(Collection entries)
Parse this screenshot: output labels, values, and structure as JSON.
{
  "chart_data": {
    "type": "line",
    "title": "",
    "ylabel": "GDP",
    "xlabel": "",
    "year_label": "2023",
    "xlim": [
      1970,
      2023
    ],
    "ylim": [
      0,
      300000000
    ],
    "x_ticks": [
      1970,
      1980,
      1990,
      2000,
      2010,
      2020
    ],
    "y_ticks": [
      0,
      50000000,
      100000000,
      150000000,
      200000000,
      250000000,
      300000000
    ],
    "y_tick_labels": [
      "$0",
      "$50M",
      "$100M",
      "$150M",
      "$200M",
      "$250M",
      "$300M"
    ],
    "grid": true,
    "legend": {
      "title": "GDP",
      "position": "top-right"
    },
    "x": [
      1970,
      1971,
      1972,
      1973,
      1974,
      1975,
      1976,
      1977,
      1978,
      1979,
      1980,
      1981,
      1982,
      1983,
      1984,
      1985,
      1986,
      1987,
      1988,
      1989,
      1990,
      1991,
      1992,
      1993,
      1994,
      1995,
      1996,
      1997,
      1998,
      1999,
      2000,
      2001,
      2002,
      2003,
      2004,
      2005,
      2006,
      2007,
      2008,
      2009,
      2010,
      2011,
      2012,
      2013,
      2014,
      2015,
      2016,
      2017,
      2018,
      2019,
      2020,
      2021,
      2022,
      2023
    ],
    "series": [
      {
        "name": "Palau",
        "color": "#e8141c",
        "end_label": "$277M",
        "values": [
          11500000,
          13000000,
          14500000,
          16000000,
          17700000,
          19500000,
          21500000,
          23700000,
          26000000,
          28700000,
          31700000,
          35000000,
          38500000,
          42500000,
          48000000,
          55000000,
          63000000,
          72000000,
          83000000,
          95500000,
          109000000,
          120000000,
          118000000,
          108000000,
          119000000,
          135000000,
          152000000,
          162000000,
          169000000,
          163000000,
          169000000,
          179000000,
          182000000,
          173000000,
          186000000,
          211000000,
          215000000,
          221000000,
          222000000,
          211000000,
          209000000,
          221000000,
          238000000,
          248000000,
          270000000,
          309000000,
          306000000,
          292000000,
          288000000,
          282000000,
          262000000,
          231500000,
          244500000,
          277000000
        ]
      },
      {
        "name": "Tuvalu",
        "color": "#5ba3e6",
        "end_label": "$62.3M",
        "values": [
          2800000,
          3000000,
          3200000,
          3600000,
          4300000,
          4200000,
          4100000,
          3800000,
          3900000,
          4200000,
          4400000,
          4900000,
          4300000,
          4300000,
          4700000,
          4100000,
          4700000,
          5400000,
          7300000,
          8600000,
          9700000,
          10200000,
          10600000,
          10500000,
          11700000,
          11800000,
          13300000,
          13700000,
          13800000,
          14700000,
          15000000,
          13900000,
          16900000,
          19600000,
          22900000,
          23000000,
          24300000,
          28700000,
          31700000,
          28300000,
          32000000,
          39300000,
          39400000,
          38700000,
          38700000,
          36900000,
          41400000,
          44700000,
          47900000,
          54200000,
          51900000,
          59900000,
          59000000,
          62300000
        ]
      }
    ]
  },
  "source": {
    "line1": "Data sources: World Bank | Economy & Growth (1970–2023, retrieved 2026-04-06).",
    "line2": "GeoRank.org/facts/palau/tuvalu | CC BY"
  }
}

EXERCISE DESCRIPTION
Print the listing above in full, exactly as it is.

COMPLETED TASK
Parse this screenshot: output labels, values, and structure as JSON.
{
  "chart_data": {
    "type": "line",
    "title": "",
    "ylabel": "GDP",
    "xlabel": "",
    "year_label": "2023",
    "xlim": [
      1970,
      2023
    ],
    "ylim": [
      0,
      300000000
    ],
    "x_ticks": [
      1970,
      1980,
      1990,
      2000,
      2010,
      2020
    ],
    "y_ticks": [
      0,
      50000000,
      100000000,
      150000000,
      200000000,
      250000000,
      300000000
    ],
    "y_tick_labels": [
      "$0",
      "$50M",
      "$100M",
      "$150M",
      "$200M",
      "$250M",
      "$300M"
    ],
    "grid": true,
    "legend": {
      "title": "GDP",
      "position": "top-right"
    },
    "x": [
      1970,
      1971,
      1972,
      1973,
      1974,
      1975,
      1976,
      1977,
      1978,
      1979,
      1980,
      1981,
      1982,
      1983,
      1984,
      1985,
      1986,
      1987,
      1988,
      1989,
      1990,
      1991,
      1992,
      1993,
      1994,
      1995,
      1996,
      1997,
      1998,
      1999,
      2000,
      2001,
      2002,
      2003,
      2004,
      2005,
      2006,
      2007,
      2008,
      2009,
      2010,
      2011,
      2012,
      2013,
      2014,
      2015,
      2016,
      2017,
      2018,
      2019,
      2020,
      2021,
      2022,
      2023
    ],
    "series": [
      {
        "name": "Palau",
        "color": "#e8141c",
        "end_label": "$277M",
        "values": [
          11500000,
          13000000,
          14500000,
          16000000,
          17700000,
          19500000,
          21500000,
          23700000,
          26000000,
          28700000,
          31700000,
          35000000,
          38500000,
          42500000,
          48000000,
          55000000,
          63000000,
          72000000,
          83000000,
          95500000,
          109000000,
          120000000,
          118000000,
          108000000,
          119000000,
          135000000,
          152000000,
          162000000,
          169000000,
          163000000,
          169000000,
          179000000,
          182000000,
          173000000,
          186000000,
          211000000,
          215000000,
          221000000,
          222000000,
          211000000,
          209000000,
          221000000,
          238000000,
          248000000,
          270000000,
          309000000,
          306000000,
          292000000,
          288000000,
          282000000,
          262000000,
          231500000,
          244500000,
          277000000
        ]
      },
      {
        "name": "Tuvalu",
        "color": "#5ba3e6",
        "end_label": "$62.3M",
        "values": [
          2800000,
          3000000,
          3200000,
          3600000,
          4300000,
          4200000,
          4100000,
          3800000,
          3900000,
          4200000,
          4400000,
          4900000,
          4300000,
          4300000,
          4700000,
          4100000,
          4700000,
          5400000,
          7300000,
          8600000,
          9700000,
          10200000,
          10600000,
          10500000,
          11700000,
          11800000,
          13300000,
          13700000,
          13800000,
          14700000,
          15000000,
          13900000,
          16900000,
          19600000,
          22900000,
          23000000,
          24300000,
          28700000,
          31700000,
          28300000,
          32000000,
          39300000,
          39400000,
          38700000,
          38700000,
          36900000,
          41400000,
          44700000,
          47900000,
          54200000,
          51900000,
          59900000,
          59000000,
          62300000
        ]
      }
    ]
  },
  "source": {
    "line1": "Data sources: World Bank | Economy & Growth (1970–2023, retrieved 2026-04-06).",
    "line2": "GeoRank.org/facts/palau/tuvalu | CC BY"
  }
}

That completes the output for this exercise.